## RECORDED DATA
^^^^^^^^^^^^^^^^

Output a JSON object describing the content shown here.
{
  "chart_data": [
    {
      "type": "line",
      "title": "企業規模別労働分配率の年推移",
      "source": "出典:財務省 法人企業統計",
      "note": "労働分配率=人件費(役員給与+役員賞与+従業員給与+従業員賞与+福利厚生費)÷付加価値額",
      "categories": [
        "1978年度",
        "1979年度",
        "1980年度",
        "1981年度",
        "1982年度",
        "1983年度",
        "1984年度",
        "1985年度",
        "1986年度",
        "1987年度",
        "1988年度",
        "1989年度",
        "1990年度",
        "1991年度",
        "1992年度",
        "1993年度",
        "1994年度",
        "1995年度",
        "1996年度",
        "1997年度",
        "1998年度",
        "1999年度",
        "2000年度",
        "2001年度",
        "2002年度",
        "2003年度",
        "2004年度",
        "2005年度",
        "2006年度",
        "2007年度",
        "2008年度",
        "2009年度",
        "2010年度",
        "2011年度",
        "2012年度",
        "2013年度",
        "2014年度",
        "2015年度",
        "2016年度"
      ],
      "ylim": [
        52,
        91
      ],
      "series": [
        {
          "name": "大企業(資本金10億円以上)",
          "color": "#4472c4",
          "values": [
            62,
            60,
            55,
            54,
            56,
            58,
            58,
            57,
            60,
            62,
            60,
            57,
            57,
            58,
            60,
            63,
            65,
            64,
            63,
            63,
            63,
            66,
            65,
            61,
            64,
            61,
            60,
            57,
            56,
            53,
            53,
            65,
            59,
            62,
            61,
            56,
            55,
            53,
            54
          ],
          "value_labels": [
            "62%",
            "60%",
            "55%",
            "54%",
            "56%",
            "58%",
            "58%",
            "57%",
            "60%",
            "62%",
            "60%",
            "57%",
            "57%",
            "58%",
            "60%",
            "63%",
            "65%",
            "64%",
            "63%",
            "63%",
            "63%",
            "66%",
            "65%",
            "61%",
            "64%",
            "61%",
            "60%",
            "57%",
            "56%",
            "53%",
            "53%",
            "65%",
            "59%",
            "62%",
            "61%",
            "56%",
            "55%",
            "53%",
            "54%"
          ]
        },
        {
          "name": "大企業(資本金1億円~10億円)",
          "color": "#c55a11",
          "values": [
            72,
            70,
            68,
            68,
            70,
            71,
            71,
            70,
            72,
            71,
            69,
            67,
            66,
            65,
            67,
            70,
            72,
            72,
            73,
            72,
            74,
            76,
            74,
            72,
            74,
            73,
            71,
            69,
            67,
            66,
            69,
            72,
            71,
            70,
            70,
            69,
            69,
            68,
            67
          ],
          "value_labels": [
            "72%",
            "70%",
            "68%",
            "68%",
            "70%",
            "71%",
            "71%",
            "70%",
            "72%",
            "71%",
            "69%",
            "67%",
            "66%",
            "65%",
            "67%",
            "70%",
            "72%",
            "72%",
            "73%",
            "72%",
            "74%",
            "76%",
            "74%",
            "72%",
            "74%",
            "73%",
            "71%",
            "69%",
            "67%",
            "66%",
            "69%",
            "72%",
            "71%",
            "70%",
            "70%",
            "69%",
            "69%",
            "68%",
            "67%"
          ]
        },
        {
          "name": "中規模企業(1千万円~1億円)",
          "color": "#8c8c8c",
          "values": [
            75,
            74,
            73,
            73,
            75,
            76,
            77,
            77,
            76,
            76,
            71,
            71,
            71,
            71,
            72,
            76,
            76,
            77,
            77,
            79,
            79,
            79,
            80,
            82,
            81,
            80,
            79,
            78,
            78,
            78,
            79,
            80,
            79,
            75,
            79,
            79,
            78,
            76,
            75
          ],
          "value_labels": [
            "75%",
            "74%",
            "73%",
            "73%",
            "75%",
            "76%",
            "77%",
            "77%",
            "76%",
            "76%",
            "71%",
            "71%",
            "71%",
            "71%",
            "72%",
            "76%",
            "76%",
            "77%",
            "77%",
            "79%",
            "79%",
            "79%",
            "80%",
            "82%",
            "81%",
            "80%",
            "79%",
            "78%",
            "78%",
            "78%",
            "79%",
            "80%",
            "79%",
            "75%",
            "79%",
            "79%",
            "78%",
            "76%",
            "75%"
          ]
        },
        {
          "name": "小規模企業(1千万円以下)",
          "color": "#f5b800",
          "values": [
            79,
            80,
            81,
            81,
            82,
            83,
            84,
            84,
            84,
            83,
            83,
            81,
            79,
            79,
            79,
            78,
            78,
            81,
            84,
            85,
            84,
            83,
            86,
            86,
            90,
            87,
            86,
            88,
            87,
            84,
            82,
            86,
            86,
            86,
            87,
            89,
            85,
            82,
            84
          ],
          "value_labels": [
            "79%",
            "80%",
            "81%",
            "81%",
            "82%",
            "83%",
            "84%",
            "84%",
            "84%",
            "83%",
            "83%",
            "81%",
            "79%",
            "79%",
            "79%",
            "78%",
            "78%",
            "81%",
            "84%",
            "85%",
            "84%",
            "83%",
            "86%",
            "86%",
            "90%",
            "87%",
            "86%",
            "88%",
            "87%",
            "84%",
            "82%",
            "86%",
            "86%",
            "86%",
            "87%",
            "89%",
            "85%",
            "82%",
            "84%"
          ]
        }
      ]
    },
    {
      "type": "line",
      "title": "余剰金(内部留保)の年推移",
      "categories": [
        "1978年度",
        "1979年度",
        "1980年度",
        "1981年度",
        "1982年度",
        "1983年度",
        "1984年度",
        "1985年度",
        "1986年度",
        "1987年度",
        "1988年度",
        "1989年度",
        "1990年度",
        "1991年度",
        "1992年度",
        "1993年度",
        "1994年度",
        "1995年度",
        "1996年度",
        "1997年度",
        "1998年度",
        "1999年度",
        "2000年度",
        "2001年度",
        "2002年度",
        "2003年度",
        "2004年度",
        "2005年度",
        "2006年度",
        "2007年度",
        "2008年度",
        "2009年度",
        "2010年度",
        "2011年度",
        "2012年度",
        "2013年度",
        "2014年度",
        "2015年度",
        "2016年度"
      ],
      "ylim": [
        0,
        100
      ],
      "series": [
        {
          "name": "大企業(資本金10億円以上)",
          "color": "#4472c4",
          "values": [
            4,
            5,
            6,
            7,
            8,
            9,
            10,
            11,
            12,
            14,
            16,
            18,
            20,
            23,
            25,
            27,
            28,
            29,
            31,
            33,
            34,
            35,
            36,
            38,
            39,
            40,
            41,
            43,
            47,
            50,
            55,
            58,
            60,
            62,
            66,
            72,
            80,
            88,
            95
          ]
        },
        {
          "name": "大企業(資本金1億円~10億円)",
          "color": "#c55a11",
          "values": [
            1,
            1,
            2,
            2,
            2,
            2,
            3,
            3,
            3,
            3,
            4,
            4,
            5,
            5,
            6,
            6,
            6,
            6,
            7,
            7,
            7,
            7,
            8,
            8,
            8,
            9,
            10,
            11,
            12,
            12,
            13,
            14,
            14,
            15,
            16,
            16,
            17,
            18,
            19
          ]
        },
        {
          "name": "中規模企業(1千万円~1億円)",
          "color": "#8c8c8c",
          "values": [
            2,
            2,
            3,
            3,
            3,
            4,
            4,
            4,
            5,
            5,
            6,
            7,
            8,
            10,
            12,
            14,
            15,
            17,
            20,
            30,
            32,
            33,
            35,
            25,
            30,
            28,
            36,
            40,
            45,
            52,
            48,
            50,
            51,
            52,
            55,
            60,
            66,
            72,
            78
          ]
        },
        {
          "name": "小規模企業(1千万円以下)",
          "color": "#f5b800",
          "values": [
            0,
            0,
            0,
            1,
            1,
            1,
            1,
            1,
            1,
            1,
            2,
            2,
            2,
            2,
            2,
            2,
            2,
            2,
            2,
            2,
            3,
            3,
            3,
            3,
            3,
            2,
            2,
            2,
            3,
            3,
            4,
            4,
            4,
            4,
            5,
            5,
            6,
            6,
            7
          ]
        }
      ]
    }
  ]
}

^^^^^^^^^^^^^^^^

## YOUR OBJECTIVE
From the records above, pull out every line containing the word "title".

## SOLUTION TO THIS PROBLEM
      "title": "企業規模別労働分配率の年推移",
      "title": "余剰金(内部留保)の年推移",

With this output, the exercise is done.